== Instruction ==
Narrow the data below down to the lines containing "ylabel".

== Material for this exercise ==
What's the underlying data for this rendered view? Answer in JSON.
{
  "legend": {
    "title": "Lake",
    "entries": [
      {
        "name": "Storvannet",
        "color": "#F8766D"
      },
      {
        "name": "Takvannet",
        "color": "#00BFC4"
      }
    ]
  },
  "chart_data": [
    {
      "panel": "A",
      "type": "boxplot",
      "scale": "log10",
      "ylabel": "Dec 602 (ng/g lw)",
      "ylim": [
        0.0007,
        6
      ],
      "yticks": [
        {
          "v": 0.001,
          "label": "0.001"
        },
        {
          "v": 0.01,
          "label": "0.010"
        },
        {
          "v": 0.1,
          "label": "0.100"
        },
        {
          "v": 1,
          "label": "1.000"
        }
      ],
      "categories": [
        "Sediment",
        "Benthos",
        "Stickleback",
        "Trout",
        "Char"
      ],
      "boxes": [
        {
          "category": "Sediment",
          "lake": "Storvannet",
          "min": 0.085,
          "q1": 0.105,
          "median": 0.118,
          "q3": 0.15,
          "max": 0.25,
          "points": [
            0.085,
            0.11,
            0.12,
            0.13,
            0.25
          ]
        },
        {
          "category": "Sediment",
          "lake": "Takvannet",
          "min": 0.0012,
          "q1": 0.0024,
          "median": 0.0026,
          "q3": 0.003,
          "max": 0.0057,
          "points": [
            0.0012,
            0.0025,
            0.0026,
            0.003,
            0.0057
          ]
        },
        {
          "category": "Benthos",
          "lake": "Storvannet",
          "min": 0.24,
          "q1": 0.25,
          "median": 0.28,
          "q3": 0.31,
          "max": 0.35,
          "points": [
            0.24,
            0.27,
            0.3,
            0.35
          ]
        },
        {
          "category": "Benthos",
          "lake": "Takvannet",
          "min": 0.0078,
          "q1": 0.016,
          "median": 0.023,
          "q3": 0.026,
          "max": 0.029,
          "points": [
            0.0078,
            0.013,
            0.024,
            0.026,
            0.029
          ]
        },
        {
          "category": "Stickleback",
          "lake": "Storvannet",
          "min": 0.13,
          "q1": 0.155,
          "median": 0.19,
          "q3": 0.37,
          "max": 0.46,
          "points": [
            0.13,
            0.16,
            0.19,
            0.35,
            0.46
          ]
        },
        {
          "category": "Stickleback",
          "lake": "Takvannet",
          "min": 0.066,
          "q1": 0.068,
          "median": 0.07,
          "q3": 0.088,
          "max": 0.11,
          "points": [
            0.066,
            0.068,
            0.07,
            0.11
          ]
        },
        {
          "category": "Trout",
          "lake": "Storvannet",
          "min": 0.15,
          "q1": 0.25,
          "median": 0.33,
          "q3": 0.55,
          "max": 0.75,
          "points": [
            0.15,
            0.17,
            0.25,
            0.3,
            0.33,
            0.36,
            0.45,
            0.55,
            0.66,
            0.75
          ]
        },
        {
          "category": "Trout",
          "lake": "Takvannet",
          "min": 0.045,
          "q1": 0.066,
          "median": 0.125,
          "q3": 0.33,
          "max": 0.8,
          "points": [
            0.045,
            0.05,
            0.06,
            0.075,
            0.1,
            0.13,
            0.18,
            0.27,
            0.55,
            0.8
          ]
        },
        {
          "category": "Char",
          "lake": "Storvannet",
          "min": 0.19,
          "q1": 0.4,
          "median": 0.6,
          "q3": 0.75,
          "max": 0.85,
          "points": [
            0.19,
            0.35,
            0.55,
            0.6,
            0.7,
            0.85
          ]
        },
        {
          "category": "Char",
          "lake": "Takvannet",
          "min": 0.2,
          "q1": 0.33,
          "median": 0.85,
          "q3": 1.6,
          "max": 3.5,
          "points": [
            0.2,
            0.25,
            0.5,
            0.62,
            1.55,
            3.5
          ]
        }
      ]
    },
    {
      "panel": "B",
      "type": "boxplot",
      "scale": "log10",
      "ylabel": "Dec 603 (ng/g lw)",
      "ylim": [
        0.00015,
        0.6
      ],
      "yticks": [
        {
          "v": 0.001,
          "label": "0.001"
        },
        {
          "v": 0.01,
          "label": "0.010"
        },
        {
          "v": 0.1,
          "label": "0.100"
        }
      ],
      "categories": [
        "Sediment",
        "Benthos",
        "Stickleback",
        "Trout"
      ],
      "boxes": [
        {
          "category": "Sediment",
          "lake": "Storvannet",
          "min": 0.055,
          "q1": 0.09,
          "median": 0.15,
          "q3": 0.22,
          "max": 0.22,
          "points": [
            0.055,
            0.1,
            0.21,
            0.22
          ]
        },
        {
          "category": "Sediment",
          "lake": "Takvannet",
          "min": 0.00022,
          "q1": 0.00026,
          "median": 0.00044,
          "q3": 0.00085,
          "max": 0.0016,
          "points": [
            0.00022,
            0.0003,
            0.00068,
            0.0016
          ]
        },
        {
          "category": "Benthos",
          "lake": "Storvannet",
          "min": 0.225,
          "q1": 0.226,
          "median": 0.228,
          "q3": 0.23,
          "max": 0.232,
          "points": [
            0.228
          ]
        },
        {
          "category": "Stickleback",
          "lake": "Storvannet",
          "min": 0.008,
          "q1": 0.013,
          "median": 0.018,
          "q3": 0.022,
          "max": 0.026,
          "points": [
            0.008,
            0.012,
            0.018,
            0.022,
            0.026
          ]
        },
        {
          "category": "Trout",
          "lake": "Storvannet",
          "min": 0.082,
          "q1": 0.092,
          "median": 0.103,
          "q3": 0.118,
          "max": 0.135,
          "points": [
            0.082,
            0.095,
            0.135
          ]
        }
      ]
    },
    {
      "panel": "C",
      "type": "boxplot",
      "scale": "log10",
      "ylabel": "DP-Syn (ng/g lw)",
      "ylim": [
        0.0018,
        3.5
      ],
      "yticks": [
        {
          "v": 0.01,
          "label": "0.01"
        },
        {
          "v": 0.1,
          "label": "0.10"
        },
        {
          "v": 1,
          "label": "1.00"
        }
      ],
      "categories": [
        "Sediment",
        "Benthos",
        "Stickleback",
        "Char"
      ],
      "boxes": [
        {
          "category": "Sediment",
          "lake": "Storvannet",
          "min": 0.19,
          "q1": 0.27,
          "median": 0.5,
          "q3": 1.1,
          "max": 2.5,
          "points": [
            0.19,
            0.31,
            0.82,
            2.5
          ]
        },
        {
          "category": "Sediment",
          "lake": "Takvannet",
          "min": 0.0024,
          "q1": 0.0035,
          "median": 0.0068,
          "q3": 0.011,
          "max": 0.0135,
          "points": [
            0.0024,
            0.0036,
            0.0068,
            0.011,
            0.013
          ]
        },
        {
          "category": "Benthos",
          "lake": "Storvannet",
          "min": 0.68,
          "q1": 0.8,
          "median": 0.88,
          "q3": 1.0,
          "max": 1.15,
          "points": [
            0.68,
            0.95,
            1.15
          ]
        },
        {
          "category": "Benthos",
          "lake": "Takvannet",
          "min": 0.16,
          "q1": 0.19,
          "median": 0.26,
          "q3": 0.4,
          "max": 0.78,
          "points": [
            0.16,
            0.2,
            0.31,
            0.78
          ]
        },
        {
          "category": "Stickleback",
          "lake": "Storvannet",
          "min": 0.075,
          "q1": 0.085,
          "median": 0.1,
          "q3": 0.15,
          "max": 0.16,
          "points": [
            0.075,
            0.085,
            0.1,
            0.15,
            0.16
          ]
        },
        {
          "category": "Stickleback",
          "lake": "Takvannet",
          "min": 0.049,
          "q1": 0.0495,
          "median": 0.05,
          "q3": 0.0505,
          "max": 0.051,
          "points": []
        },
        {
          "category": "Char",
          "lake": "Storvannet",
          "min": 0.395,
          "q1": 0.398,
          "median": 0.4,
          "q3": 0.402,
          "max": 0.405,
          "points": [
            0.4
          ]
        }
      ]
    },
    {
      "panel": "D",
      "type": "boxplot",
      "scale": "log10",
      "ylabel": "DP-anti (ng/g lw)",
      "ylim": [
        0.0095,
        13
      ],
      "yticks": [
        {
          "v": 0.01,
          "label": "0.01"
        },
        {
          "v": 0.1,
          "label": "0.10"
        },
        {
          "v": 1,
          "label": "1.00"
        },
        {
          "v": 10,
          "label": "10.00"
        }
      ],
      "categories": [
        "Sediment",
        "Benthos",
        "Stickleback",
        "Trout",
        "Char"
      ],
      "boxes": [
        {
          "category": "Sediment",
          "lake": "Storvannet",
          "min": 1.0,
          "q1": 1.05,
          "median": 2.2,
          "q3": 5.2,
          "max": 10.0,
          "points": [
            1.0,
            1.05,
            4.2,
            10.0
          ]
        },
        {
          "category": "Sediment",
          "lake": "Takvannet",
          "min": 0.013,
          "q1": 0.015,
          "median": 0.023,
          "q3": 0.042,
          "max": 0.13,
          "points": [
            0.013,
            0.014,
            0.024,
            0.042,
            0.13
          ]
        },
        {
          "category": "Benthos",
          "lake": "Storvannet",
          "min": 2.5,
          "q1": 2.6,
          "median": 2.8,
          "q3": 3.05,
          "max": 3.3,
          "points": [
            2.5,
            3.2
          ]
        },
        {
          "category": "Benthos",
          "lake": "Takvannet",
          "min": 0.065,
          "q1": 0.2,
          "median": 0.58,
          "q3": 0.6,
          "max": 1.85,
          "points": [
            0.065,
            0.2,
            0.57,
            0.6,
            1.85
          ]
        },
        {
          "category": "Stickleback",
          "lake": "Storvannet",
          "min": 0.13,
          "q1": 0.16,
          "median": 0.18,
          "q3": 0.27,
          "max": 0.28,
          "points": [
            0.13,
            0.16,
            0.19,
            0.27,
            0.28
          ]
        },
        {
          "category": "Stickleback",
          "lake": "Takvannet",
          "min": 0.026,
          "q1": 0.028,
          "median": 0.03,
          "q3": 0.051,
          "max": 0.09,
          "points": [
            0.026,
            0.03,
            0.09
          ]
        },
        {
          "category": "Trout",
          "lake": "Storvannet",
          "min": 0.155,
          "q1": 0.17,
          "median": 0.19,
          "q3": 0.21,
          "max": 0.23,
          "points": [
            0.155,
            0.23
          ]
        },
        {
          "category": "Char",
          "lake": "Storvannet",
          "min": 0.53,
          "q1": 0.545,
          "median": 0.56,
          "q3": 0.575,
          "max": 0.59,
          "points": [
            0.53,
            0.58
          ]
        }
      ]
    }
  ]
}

== Exercise response ==
      "ylabel": "Dec 602 (ng/g lw)",
      "ylabel": "Dec 603 (ng/g lw)",
      "ylabel": "DP-Syn (ng/g lw)",
      "ylabel": "DP-anti (ng/g lw)",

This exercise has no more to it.